Print the entries that appear below, exactly as written and without their pictures.
── RECORDS FOR THIS TASK ──
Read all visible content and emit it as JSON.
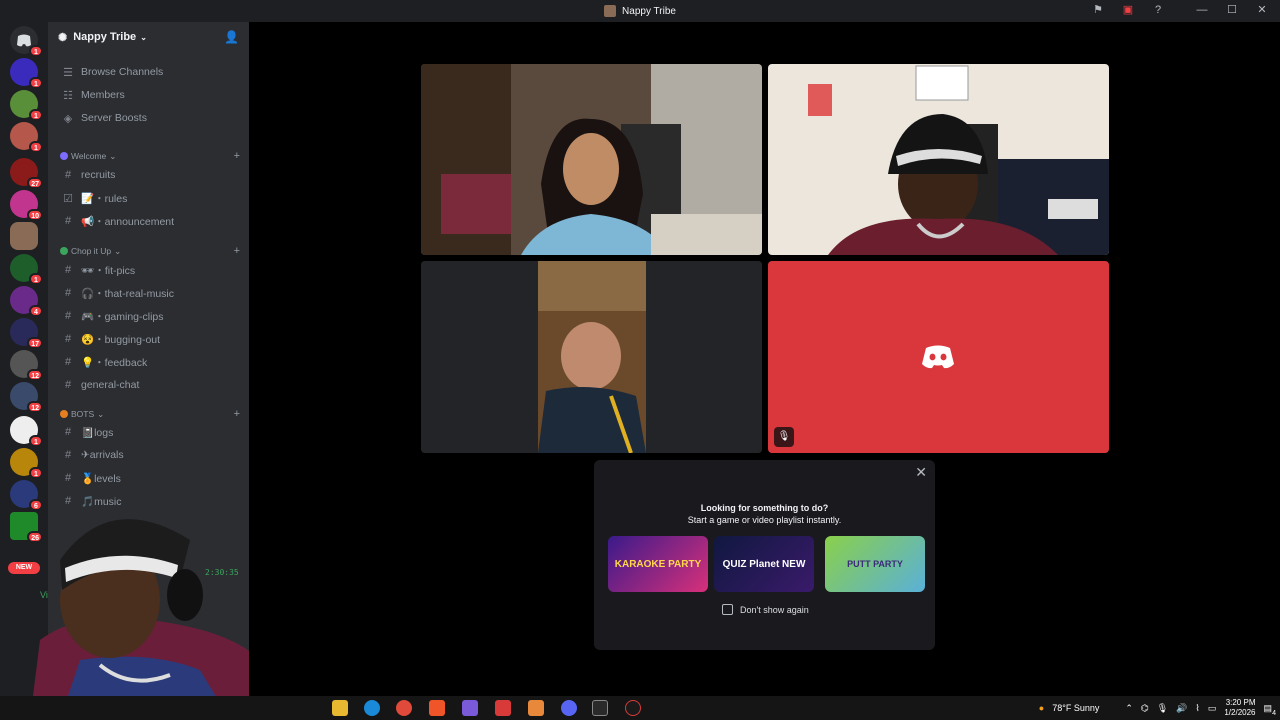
{
  "window": {
    "title": "Nappy Tribe"
  },
  "server": {
    "name": "Nappy Tribe"
  },
  "guild_badges": [
    "1",
    "1",
    "1",
    "1",
    "27",
    "10",
    "",
    "1",
    "4",
    "17",
    "12",
    "12",
    "1",
    "1",
    "6",
    "26"
  ],
  "new_badge": "NEW",
  "top_items": [
    {
      "label": "Browse Channels",
      "icon": "browse-icon"
    },
    {
      "label": "Members",
      "icon": "members-icon"
    },
    {
      "label": "Server Boosts",
      "icon": "boost-icon"
    }
  ],
  "categories": [
    {
      "name": "Welcome",
      "color": "#7c6cff",
      "channels": [
        {
          "label": "recruits"
        },
        {
          "label": "📝・rules"
        },
        {
          "label": "📢・announcement"
        }
      ]
    },
    {
      "name": "Chop it Up",
      "color": "#3ba55d",
      "channels": [
        {
          "label": "🕶・fit-pics"
        },
        {
          "label": "🎧・that-real-music"
        },
        {
          "label": "🎮・gaming-clips"
        },
        {
          "label": "😵・bugging-out"
        },
        {
          "label": "💡・feedback"
        },
        {
          "label": "general-chat"
        }
      ]
    },
    {
      "name": "BOTS",
      "color": "#e67e22",
      "channels": [
        {
          "label": "📓logs"
        },
        {
          "label": "✈arrivals"
        },
        {
          "label": "🏅levels"
        },
        {
          "label": "🎵music"
        }
      ]
    }
  ],
  "voice": {
    "timer": "2:30:35",
    "label": "Vi"
  },
  "popup": {
    "line1": "Looking for something to do?",
    "line2": "Start a game or video playlist instantly.",
    "activities": [
      "KARAOKE PARTY",
      "QUIZ Planet NEW",
      "PUTT PARTY"
    ],
    "checkbox_label": "Don't show again"
  },
  "taskbar": {
    "weather": "78°F  Sunny",
    "time": "3:20 PM",
    "date": "1/2/2026",
    "notification_count": "4"
  },
  "colors": {
    "accent_red": "#da373c",
    "speaking_green": "#3ba55d",
    "sidebar": "#2b2d31",
    "rail": "#1e1f22"
  }
}
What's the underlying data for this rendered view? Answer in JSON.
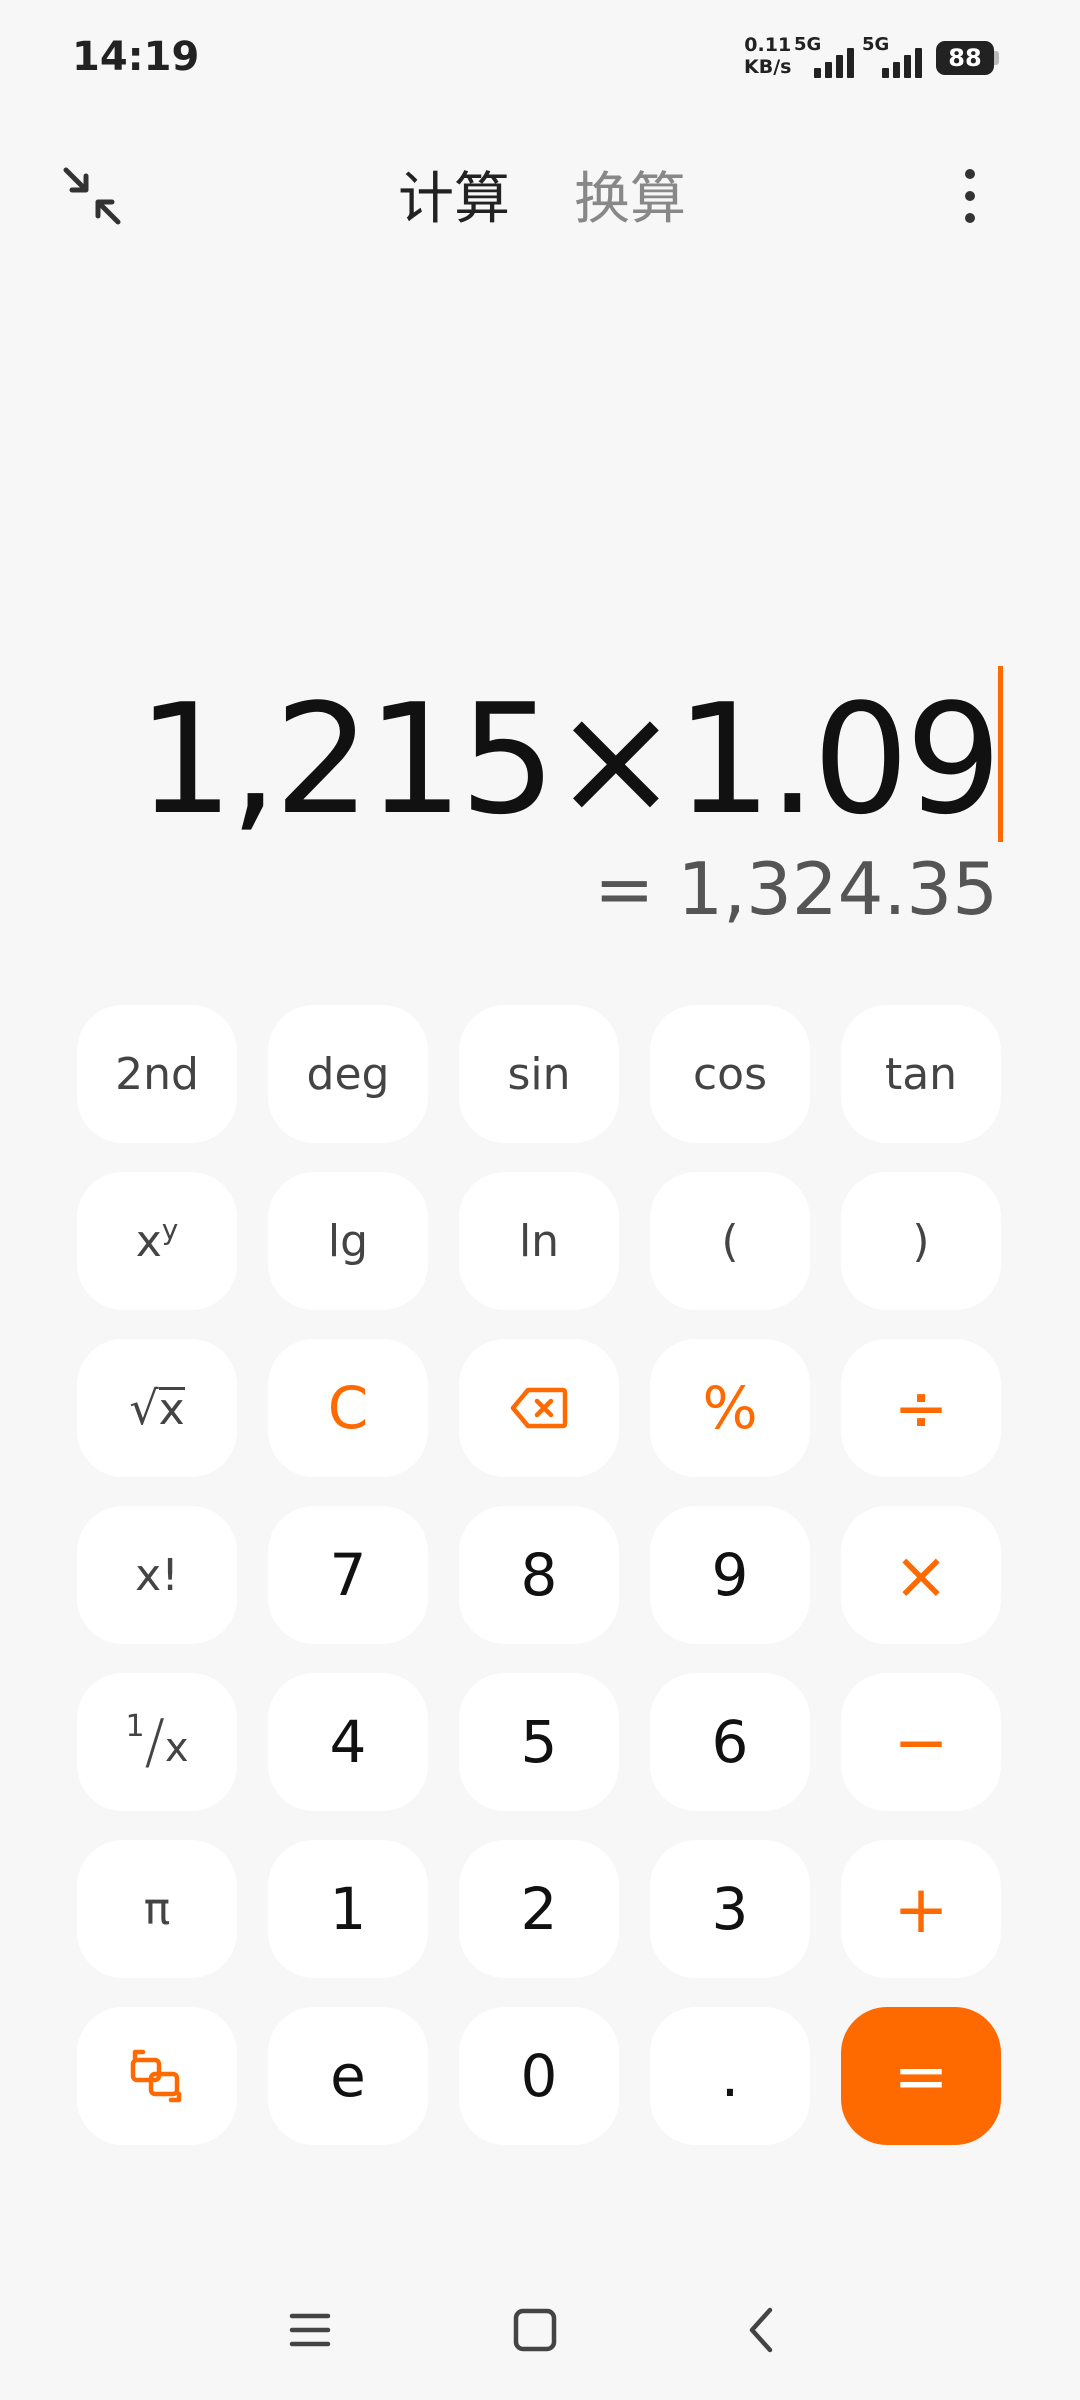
───
[SOLVED PROBLEM]:
Read all visible content and emit it as JSON.
{
  "window": {
    "title": "Nappy Tribe"
  },
  "server": {
    "name": "Nappy Tribe"
  },
  "guild_badges": [
    "1",
    "1",
    "1",
    "1",
    "27",
    "10",
    "",
    "1",
    "4",
    "17",
    "12",
    "12",
    "1",
    "1",
    "6",
    "26"
  ],
  "new_badge": "NEW",
  "top_items": [
    {
      "label": "Browse Channels",
      "icon": "browse-icon"
    },
    {
      "label": "Members",
      "icon": "members-icon"
    },
    {
      "label": "Server Boosts",
      "icon": "boost-icon"
    }
  ],
  "categories": [
    {
      "name": "Welcome",
      "color": "#7c6cff",
      "channels": [
        {
          "label": "recruits"
        },
        {
          "label": "📝・rules"
        },
        {
          "label": "📢・announcement"
        }
      ]
    },
    {
      "name": "Chop it Up",
      "color": "#3ba55d",
      "channels": [
        {
          "label": "🕶・fit-pics"
        },
        {
          "label": "🎧・that-real-music"
        },
        {
          "label": "🎮・gaming-clips"
        },
        {
          "label": "😵・bugging-out"
        },
        {
          "label": "💡・feedback"
        },
        {
          "label": "general-chat"
        }
      ]
    },
    {
      "name": "BOTS",
      "color": "#e67e22",
      "channels": [
        {
          "label": "📓logs"
        },
        {
          "label": "✈arrivals"
        },
        {
          "label": "🏅levels"
        },
        {
          "label": "🎵music"
        }
      ]
    }
  ],
  "voice": {
    "timer": "2:30:35",
    "label": "Vi"
  },
  "popup": {
    "line1": "Looking for something to do?",
    "line2": "Start a game or video playlist instantly.",
    "activities": [
      "KARAOKE PARTY",
      "QUIZ Planet NEW",
      "PUTT PARTY"
    ],
    "checkbox_label": "Don't show again"
  },
  "taskbar": {
    "weather": "78°F  Sunny",
    "time": "3:20 PM",
    "date": "1/2/2026",
    "notification_count": "4"
  },
  "colors": {
    "accent_red": "#da373c",
    "speaking_green": "#3ba55d",
    "sidebar": "#2b2d31",
    "rail": "#1e1f22"
  }
}
What's the underlying data for this rendered view? Answer in JSON.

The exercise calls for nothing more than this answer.